Short exercise: Repeat each record below exactly, dropping the pictures.

Start of Data listing

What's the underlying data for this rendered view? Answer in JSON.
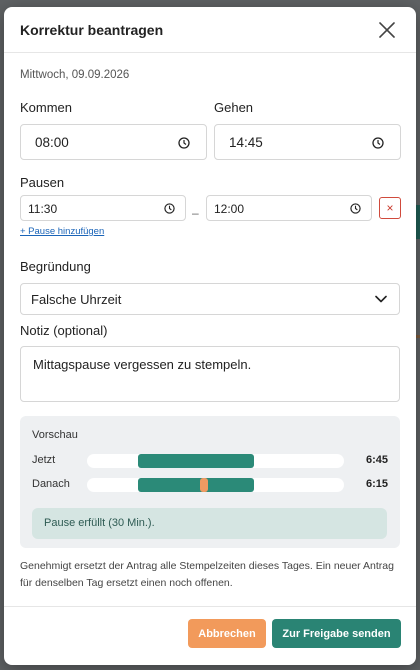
{
  "modal": {
    "title": "Korrektur beantragen",
    "date": "Mittwoch, 09.09.2026"
  },
  "kommen": {
    "label": "Kommen",
    "value": "08:00"
  },
  "gehen": {
    "label": "Gehen",
    "value": "14:45"
  },
  "pausen": {
    "label": "Pausen",
    "start": "11:30",
    "separator": "–",
    "end": "12:00",
    "remove_glyph": "×",
    "add_link": "+ Pause hinzufügen"
  },
  "begruendung": {
    "label": "Begründung",
    "selected": "Falsche Uhrzeit"
  },
  "notiz": {
    "label": "Notiz (optional)",
    "value": "Mittagspause vergessen zu stempeln."
  },
  "preview": {
    "title": "Vorschau",
    "rows": [
      {
        "label": "Jetzt",
        "value": "6:45",
        "bar_start": 0.2,
        "bar_end": 0.65,
        "pause": null
      },
      {
        "label": "Danach",
        "value": "6:15",
        "bar_start": 0.2,
        "bar_end": 0.65,
        "pause": 0.44
      }
    ],
    "status": "Pause erfüllt (30 Min.)."
  },
  "info": "Genehmigt ersetzt der Antrag alle Stempelzeiten dieses Tages. Ein neuer Antrag für denselben Tag ersetzt einen noch offenen.",
  "buttons": {
    "cancel": "Abbrechen",
    "submit": "Zur Freigabe senden"
  },
  "colors": {
    "accent": "#2a8474",
    "cancel": "#f29a5b",
    "remove": "#c9382a",
    "link": "#1a64b8"
  },
  "icons": {
    "close": "close-icon",
    "clock": "clock-icon",
    "chevron": "chevron-down-icon",
    "remove": "close-icon"
  }
}
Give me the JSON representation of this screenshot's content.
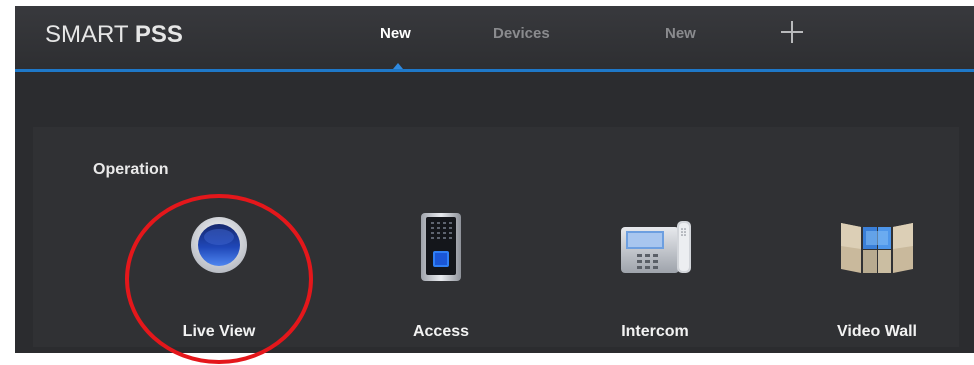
{
  "header": {
    "brand_light": "SMART ",
    "brand_bold": "PSS",
    "tabs": [
      {
        "label": "New",
        "active": true
      },
      {
        "label": "Devices",
        "active": false
      },
      {
        "label": "New",
        "active": false
      }
    ],
    "add_tab_icon": "plus-icon"
  },
  "main": {
    "section_title": "Operation",
    "items": [
      {
        "label": "Live View",
        "icon": "live-view-icon",
        "highlighted": true
      },
      {
        "label": "Access",
        "icon": "access-control-icon",
        "highlighted": false
      },
      {
        "label": "Intercom",
        "icon": "intercom-phone-icon",
        "highlighted": false
      },
      {
        "label": "Video Wall",
        "icon": "video-wall-icon",
        "highlighted": false
      }
    ]
  },
  "colors": {
    "accent": "#1e78c8",
    "annotation": "#e4171b",
    "background": "#2a2b2e"
  }
}
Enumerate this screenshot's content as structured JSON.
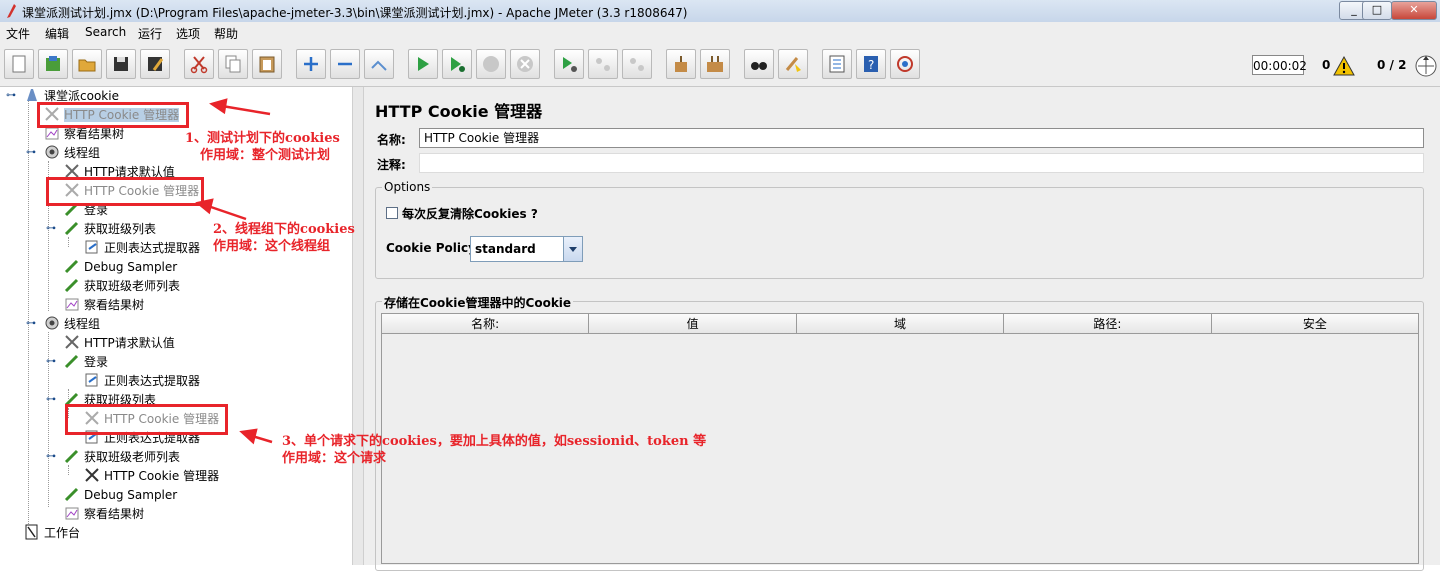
{
  "window": {
    "title": "课堂派测试计划.jmx (D:\\Program Files\\apache-jmeter-3.3\\bin\\课堂派测试计划.jmx) - Apache JMeter (3.3 r1808647)",
    "minimize": "_",
    "maximize": "□",
    "close": "✕"
  },
  "menu": [
    "文件",
    "编辑",
    "Search",
    "运行",
    "选项",
    "帮助"
  ],
  "toolbar": {
    "elapsed": "00:00:02",
    "warnings": "0",
    "threads": "0 / 2",
    "buttons": [
      "new-icon",
      "templates-icon",
      "open-icon",
      "save-icon",
      "save-as-icon",
      "cut-icon",
      "copy-icon",
      "paste-icon",
      "expand-icon",
      "collapse-icon",
      "toggle-icon",
      "start-icon",
      "start-no-pause-icon",
      "stop-icon",
      "shutdown-icon",
      "remote-start-icon",
      "remote-stop-icon",
      "remote-exit-icon",
      "clear-icon",
      "clear-all-icon",
      "search-icon",
      "reset-search-icon",
      "function-helper-icon",
      "help-icon",
      "log-icon"
    ]
  },
  "tree": [
    {
      "label": "课堂派cookie",
      "icon": "test-plan-icon",
      "depth": 0
    },
    {
      "label": "HTTP Cookie 管理器",
      "icon": "cookie-manager-icon",
      "depth": 1,
      "disabled": true,
      "selected": true
    },
    {
      "label": "察看结果树",
      "icon": "results-tree-icon",
      "depth": 1
    },
    {
      "label": "线程组",
      "icon": "thread-group-icon",
      "depth": 1
    },
    {
      "label": "HTTP请求默认值",
      "icon": "http-defaults-icon",
      "depth": 2
    },
    {
      "label": "HTTP Cookie 管理器",
      "icon": "cookie-manager-icon",
      "depth": 2,
      "disabled": true
    },
    {
      "label": "登录",
      "icon": "sampler-icon",
      "depth": 2
    },
    {
      "label": "获取班级列表",
      "icon": "sampler-icon",
      "depth": 2
    },
    {
      "label": "正则表达式提取器",
      "icon": "extractor-icon",
      "depth": 3
    },
    {
      "label": "Debug Sampler",
      "icon": "sampler-icon",
      "depth": 2
    },
    {
      "label": "获取班级老师列表",
      "icon": "sampler-icon",
      "depth": 2
    },
    {
      "label": "察看结果树",
      "icon": "results-tree-icon",
      "depth": 2
    },
    {
      "label": "线程组",
      "icon": "thread-group-icon",
      "depth": 1
    },
    {
      "label": "HTTP请求默认值",
      "icon": "http-defaults-icon",
      "depth": 2
    },
    {
      "label": "登录",
      "icon": "sampler-icon",
      "depth": 2
    },
    {
      "label": "正则表达式提取器",
      "icon": "extractor-icon",
      "depth": 3
    },
    {
      "label": "获取班级列表",
      "icon": "sampler-icon",
      "depth": 2
    },
    {
      "label": "HTTP Cookie 管理器",
      "icon": "cookie-manager-icon",
      "depth": 3,
      "disabled": true
    },
    {
      "label": "正则表达式提取器",
      "icon": "extractor-icon",
      "depth": 3
    },
    {
      "label": "获取班级老师列表",
      "icon": "sampler-icon",
      "depth": 2
    },
    {
      "label": "HTTP Cookie 管理器",
      "icon": "cookie-manager-icon",
      "depth": 3
    },
    {
      "label": "Debug Sampler",
      "icon": "sampler-icon",
      "depth": 2
    },
    {
      "label": "察看结果树",
      "icon": "results-tree-icon",
      "depth": 2
    },
    {
      "label": "工作台",
      "icon": "workbench-icon",
      "depth": 0
    }
  ],
  "panel": {
    "title": "HTTP Cookie 管理器",
    "name_label": "名称:",
    "name_value": "HTTP Cookie 管理器",
    "comment_label": "注释:",
    "comment_value": "",
    "options_legend": "Options",
    "clear_each_iteration": "每次反复清除Cookies ?",
    "clear_each_iteration_checked": false,
    "policy_label": "Cookie Policy:",
    "policy_value": "standard",
    "stored_legend": "存储在Cookie管理器中的Cookie",
    "columns": [
      "名称:",
      "值",
      "域",
      "路径:",
      "安全"
    ]
  },
  "annotations": [
    {
      "lines": [
        "1、测试计划下的cookies",
        "作用域：整个测试计划"
      ]
    },
    {
      "lines": [
        "2、线程组下的cookies",
        "作用域：这个线程组"
      ]
    },
    {
      "lines": [
        "3、单个请求下的cookies，要加上具体的值，如sessionid、token 等",
        "作用域：这个请求"
      ]
    }
  ],
  "colors": {
    "annotation": "#e8242a",
    "selection": "#b8cfe5",
    "panel_bg": "#eeeeee"
  }
}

End of Data listing

Answer to this task:
What's the underlying data for this rendered view? Answer in JSON.
{
  "modal": {
    "title": "Korrektur beantragen",
    "date": "Mittwoch, 09.09.2026"
  },
  "kommen": {
    "label": "Kommen",
    "value": "08:00"
  },
  "gehen": {
    "label": "Gehen",
    "value": "14:45"
  },
  "pausen": {
    "label": "Pausen",
    "start": "11:30",
    "separator": "–",
    "end": "12:00",
    "remove_glyph": "×",
    "add_link": "+ Pause hinzufügen"
  },
  "begruendung": {
    "label": "Begründung",
    "selected": "Falsche Uhrzeit"
  },
  "notiz": {
    "label": "Notiz (optional)",
    "value": "Mittagspause vergessen zu stempeln."
  },
  "preview": {
    "title": "Vorschau",
    "rows": [
      {
        "label": "Jetzt",
        "value": "6:45",
        "bar_start": 0.2,
        "bar_end": 0.65,
        "pause": null
      },
      {
        "label": "Danach",
        "value": "6:15",
        "bar_start": 0.2,
        "bar_end": 0.65,
        "pause": 0.44
      }
    ],
    "status": "Pause erfüllt (30 Min.)."
  },
  "info": "Genehmigt ersetzt der Antrag alle Stempelzeiten dieses Tages. Ein neuer Antrag für denselben Tag ersetzt einen noch offenen.",
  "buttons": {
    "cancel": "Abbrechen",
    "submit": "Zur Freigabe senden"
  },
  "colors": {
    "accent": "#2a8474",
    "cancel": "#f29a5b",
    "remove": "#c9382a",
    "link": "#1a64b8"
  },
  "icons": {
    "close": "close-icon",
    "clock": "clock-icon",
    "chevron": "chevron-down-icon",
    "remove": "close-icon"
  }
}
Give me the JSON representation of this screenshot's content.
{
  "header": {
    "brand_light": "SMART ",
    "brand_bold": "PSS",
    "tabs": [
      {
        "label": "New",
        "active": true
      },
      {
        "label": "Devices",
        "active": false
      },
      {
        "label": "New",
        "active": false
      }
    ],
    "add_tab_icon": "plus-icon"
  },
  "main": {
    "section_title": "Operation",
    "items": [
      {
        "label": "Live View",
        "icon": "live-view-icon",
        "highlighted": true
      },
      {
        "label": "Access",
        "icon": "access-control-icon",
        "highlighted": false
      },
      {
        "label": "Intercom",
        "icon": "intercom-phone-icon",
        "highlighted": false
      },
      {
        "label": "Video Wall",
        "icon": "video-wall-icon",
        "highlighted": false
      }
    ]
  },
  "colors": {
    "accent": "#1e78c8",
    "annotation": "#e4171b",
    "background": "#2a2b2e"
  }
}
Enumerate this screenshot's content as structured JSON.
{
  "window": {
    "title": "课堂派测试计划.jmx (D:\\Program Files\\apache-jmeter-3.3\\bin\\课堂派测试计划.jmx) - Apache JMeter (3.3 r1808647)",
    "minimize": "_",
    "maximize": "□",
    "close": "✕"
  },
  "menu": [
    "文件",
    "编辑",
    "Search",
    "运行",
    "选项",
    "帮助"
  ],
  "toolbar": {
    "elapsed": "00:00:02",
    "warnings": "0",
    "threads": "0 / 2",
    "buttons": [
      "new-icon",
      "templates-icon",
      "open-icon",
      "save-icon",
      "save-as-icon",
      "cut-icon",
      "copy-icon",
      "paste-icon",
      "expand-icon",
      "collapse-icon",
      "toggle-icon",
      "start-icon",
      "start-no-pause-icon",
      "stop-icon",
      "shutdown-icon",
      "remote-start-icon",
      "remote-stop-icon",
      "remote-exit-icon",
      "clear-icon",
      "clear-all-icon",
      "search-icon",
      "reset-search-icon",
      "function-helper-icon",
      "help-icon",
      "log-icon"
    ]
  },
  "tree": [
    {
      "label": "课堂派cookie",
      "icon": "test-plan-icon",
      "depth": 0
    },
    {
      "label": "HTTP Cookie 管理器",
      "icon": "cookie-manager-icon",
      "depth": 1,
      "disabled": true,
      "selected": true
    },
    {
      "label": "察看结果树",
      "icon": "results-tree-icon",
      "depth": 1
    },
    {
      "label": "线程组",
      "icon": "thread-group-icon",
      "depth": 1
    },
    {
      "label": "HTTP请求默认值",
      "icon": "http-defaults-icon",
      "depth": 2
    },
    {
      "label": "HTTP Cookie 管理器",
      "icon": "cookie-manager-icon",
      "depth": 2,
      "disabled": true
    },
    {
      "label": "登录",
      "icon": "sampler-icon",
      "depth": 2
    },
    {
      "label": "获取班级列表",
      "icon": "sampler-icon",
      "depth": 2
    },
    {
      "label": "正则表达式提取器",
      "icon": "extractor-icon",
      "depth": 3
    },
    {
      "label": "Debug Sampler",
      "icon": "sampler-icon",
      "depth": 2
    },
    {
      "label": "获取班级老师列表",
      "icon": "sampler-icon",
      "depth": 2
    },
    {
      "label": "察看结果树",
      "icon": "results-tree-icon",
      "depth": 2
    },
    {
      "label": "线程组",
      "icon": "thread-group-icon",
      "depth": 1
    },
    {
      "label": "HTTP请求默认值",
      "icon": "http-defaults-icon",
      "depth": 2
    },
    {
      "label": "登录",
      "icon": "sampler-icon",
      "depth": 2
    },
    {
      "label": "正则表达式提取器",
      "icon": "extractor-icon",
      "depth": 3
    },
    {
      "label": "获取班级列表",
      "icon": "sampler-icon",
      "depth": 2
    },
    {
      "label": "HTTP Cookie 管理器",
      "icon": "cookie-manager-icon",
      "depth": 3,
      "disabled": true
    },
    {
      "label": "正则表达式提取器",
      "icon": "extractor-icon",
      "depth": 3
    },
    {
      "label": "获取班级老师列表",
      "icon": "sampler-icon",
      "depth": 2
    },
    {
      "label": "HTTP Cookie 管理器",
      "icon": "cookie-manager-icon",
      "depth": 3
    },
    {
      "label": "Debug Sampler",
      "icon": "sampler-icon",
      "depth": 2
    },
    {
      "label": "察看结果树",
      "icon": "results-tree-icon",
      "depth": 2
    },
    {
      "label": "工作台",
      "icon": "workbench-icon",
      "depth": 0
    }
  ],
  "panel": {
    "title": "HTTP Cookie 管理器",
    "name_label": "名称:",
    "name_value": "HTTP Cookie 管理器",
    "comment_label": "注释:",
    "comment_value": "",
    "options_legend": "Options",
    "clear_each_iteration": "每次反复清除Cookies ?",
    "clear_each_iteration_checked": false,
    "policy_label": "Cookie Policy:",
    "policy_value": "standard",
    "stored_legend": "存储在Cookie管理器中的Cookie",
    "columns": [
      "名称:",
      "值",
      "域",
      "路径:",
      "安全"
    ]
  },
  "annotations": [
    {
      "lines": [
        "1、测试计划下的cookies",
        "作用域：整个测试计划"
      ]
    },
    {
      "lines": [
        "2、线程组下的cookies",
        "作用域：这个线程组"
      ]
    },
    {
      "lines": [
        "3、单个请求下的cookies，要加上具体的值，如sessionid、token 等",
        "作用域：这个请求"
      ]
    }
  ],
  "colors": {
    "annotation": "#e8242a",
    "selection": "#b8cfe5",
    "panel_bg": "#eeeeee"
  }
}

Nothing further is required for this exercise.